To be done:
Answer these questions using the camera thread:
1. Which phone did the original poster root?
2. What did the poster use to root it?
3. What did the poster find about the camera after unrooting the device?

Supplied text:
# Camera Not Working After Root



## Tristan10 (Feb 6, 2014)

Hello. I recently rooted my Pantech Marauder. Everything on it worked fine before the root, but now my camera doesn't work. I have tried multiple camera apps. How can I fix this?


----------



## Masterchiefxx17 (Feb 27, 2010)

Sounds like the ROM you used was not for your model.

Or is missing the camera driver.


----------



## Tristan10 (Feb 6, 2014)

Masterchiefxx17 said:


> Sounds like the ROM you used was not for your model.
> 
> Or is missing the camera driver.


To be honest I don't even know how to change the ROM. It is still the same since before the root.


----------



## Masterchiefxx17 (Feb 27, 2010)

Did you install a custom ROM by rooting?

Have you installed any applications lately or messed with any root settings?


----------



## Tristan10 (Feb 6, 2014)

I did not install a ROM when I rooted. At least that i know of. And I noticed it right away after the root. I have not altered any settings. Nor have I installed any apps that should have caused a problem.


----------



## joeten (Dec 4, 2008)

Hi, please show us what you used to root your device, it's not something you should do if you have not spent time studying the various methods. Some are not so good and can leave you worse off.


----------



## Masterchiefxx17 (Feb 27, 2010)

You most likely had to restore your device to even begin the root, so I would recommend doing a restore and seeing if the camera works.


----------



## Tristan10 (Feb 6, 2014)

I used SRSRoot for Android. I researched a little and found that it was one of the very few root methods that would work with my phone.

I did not have to restore in order to root. Won't I loose all of my stuff if I do a restore?


----------



## Tristan10 (Feb 6, 2014)

Tristan10 said:


> I used SRSRoot for Android. I researched a little and found that it was one of the very few root methods that would work with my phone.
> 
> I did not have to restore in order to root. Won't I loose all of my stuff if I do a restore?


I just unrooted my device to find that camera functionality has not returned..


----------



## Masterchiefxx17 (Feb 27, 2010)

Sounds like something else is wrong with the camera then.

Either the root ruined it for good, or it has failed.


----------

Stored records:
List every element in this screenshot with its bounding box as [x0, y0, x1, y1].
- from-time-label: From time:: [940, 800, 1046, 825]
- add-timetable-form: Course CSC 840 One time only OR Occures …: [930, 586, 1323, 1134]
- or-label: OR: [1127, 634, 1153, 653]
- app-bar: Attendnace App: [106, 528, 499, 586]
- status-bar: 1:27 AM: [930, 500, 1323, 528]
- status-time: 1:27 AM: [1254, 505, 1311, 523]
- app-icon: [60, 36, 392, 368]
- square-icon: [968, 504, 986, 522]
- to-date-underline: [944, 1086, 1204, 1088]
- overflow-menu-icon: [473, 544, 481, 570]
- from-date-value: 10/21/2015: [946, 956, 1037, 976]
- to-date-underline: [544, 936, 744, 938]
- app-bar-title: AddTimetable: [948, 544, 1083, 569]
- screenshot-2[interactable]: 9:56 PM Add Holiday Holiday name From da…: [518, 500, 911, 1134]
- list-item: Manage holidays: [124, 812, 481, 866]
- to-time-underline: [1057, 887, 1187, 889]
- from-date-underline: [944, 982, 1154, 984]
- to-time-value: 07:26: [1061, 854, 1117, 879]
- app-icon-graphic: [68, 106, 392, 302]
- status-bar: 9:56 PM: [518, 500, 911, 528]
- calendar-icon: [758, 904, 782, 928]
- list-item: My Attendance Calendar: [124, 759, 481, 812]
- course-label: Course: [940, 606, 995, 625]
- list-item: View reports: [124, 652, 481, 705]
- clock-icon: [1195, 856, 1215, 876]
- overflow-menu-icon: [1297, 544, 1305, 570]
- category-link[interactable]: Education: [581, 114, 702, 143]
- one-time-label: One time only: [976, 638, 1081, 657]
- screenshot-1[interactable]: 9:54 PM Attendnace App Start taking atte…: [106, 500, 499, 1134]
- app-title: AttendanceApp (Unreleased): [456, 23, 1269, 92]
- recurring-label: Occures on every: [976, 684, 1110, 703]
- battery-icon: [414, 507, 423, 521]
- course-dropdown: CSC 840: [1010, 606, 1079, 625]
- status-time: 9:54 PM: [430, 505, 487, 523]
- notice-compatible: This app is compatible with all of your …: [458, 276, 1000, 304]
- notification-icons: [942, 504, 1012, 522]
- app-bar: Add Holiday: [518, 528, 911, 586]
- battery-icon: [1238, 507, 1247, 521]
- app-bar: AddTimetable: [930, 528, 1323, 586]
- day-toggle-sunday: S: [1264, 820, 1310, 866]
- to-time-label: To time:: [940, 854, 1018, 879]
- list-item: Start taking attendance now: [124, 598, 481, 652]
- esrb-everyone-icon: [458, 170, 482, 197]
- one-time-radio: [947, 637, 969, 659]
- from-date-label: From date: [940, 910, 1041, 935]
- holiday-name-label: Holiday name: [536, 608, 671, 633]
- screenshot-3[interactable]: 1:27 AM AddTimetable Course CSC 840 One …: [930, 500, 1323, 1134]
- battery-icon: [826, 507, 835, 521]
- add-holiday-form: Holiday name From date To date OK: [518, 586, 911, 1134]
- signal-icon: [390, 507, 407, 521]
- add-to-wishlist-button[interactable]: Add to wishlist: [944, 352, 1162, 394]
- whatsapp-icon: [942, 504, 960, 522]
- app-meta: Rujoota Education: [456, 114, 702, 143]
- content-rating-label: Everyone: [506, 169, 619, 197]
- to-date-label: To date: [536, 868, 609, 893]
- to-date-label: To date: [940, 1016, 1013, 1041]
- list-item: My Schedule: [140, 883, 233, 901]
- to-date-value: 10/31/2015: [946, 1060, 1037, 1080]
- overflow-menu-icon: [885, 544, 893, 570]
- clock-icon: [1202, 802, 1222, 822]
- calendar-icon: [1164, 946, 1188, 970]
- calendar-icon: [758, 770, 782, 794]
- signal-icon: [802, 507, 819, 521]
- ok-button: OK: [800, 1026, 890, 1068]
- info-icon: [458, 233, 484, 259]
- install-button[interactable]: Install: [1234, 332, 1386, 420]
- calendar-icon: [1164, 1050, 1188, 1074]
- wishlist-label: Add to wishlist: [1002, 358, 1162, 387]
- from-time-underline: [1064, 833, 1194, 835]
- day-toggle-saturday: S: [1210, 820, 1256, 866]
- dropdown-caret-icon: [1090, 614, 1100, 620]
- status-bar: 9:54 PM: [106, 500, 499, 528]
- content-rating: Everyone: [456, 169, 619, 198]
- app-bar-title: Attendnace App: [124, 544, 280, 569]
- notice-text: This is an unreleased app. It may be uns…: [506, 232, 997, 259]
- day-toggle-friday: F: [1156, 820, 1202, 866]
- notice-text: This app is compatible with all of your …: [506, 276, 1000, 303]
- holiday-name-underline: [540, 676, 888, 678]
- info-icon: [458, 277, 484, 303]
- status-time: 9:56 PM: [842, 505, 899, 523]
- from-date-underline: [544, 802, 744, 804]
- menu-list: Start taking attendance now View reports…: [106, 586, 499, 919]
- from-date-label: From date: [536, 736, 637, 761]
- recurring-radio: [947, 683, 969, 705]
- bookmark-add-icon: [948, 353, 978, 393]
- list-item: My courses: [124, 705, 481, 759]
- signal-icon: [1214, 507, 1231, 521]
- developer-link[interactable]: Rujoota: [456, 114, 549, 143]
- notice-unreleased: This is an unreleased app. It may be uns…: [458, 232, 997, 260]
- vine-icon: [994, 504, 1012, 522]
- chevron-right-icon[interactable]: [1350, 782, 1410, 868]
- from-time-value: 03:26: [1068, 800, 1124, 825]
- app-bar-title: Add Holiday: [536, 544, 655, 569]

Written reply:
1. A Pantech Marauder.
2. SRSRoot for Android.
3. Camera functionality had not returned.